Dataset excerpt
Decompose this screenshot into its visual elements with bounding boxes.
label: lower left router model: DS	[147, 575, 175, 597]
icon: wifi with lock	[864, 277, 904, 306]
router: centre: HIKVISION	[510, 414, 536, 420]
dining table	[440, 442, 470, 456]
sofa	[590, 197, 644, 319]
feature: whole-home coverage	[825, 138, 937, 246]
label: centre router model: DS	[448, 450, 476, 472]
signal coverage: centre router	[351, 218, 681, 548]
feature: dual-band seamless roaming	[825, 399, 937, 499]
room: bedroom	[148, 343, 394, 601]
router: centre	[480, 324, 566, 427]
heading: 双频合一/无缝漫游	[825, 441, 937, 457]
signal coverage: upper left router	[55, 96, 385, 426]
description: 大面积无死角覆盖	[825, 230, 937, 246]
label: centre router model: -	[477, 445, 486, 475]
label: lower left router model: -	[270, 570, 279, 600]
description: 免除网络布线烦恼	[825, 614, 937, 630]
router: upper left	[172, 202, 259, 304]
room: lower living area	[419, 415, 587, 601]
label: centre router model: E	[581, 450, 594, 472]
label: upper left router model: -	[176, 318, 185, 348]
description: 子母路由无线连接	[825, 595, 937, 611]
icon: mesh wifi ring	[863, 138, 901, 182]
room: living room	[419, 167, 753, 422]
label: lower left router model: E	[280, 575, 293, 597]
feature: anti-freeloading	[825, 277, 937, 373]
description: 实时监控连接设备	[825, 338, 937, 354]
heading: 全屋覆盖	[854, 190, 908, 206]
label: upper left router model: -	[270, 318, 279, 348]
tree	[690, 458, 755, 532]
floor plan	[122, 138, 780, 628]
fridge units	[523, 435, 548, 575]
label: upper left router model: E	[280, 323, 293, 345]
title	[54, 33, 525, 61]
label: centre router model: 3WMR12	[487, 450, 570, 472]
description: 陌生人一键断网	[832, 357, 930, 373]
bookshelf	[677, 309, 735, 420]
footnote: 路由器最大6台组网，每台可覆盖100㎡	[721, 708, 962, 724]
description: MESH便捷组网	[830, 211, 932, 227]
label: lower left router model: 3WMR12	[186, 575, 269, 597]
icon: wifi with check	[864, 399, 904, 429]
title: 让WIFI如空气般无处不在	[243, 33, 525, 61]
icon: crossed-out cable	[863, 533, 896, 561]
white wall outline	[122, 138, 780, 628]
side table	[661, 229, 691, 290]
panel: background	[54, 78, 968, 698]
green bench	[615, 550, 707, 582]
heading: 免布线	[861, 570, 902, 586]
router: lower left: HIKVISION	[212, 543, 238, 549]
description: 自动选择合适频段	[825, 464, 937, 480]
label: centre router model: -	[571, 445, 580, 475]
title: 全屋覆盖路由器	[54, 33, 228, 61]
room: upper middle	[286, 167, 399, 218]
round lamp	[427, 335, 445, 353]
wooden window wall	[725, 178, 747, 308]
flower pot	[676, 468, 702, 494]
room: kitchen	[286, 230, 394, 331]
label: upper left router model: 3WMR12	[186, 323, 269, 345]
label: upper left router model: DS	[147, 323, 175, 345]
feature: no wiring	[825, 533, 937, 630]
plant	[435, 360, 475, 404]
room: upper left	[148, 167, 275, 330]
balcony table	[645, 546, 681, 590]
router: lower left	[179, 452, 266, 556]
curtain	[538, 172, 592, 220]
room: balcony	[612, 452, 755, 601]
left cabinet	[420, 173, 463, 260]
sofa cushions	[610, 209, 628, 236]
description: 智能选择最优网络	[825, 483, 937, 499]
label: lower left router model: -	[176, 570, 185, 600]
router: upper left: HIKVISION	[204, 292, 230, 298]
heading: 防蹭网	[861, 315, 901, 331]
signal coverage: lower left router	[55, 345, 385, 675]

### Work required
Which lines in the data above contain the string "title" with matching case? Copy each of them.

### Complete answer
title	[54, 33, 525, 61]
title: 让WIFI如空气般无处不在	[243, 33, 525, 61]
title: 全屋覆盖路由器	[54, 33, 228, 61]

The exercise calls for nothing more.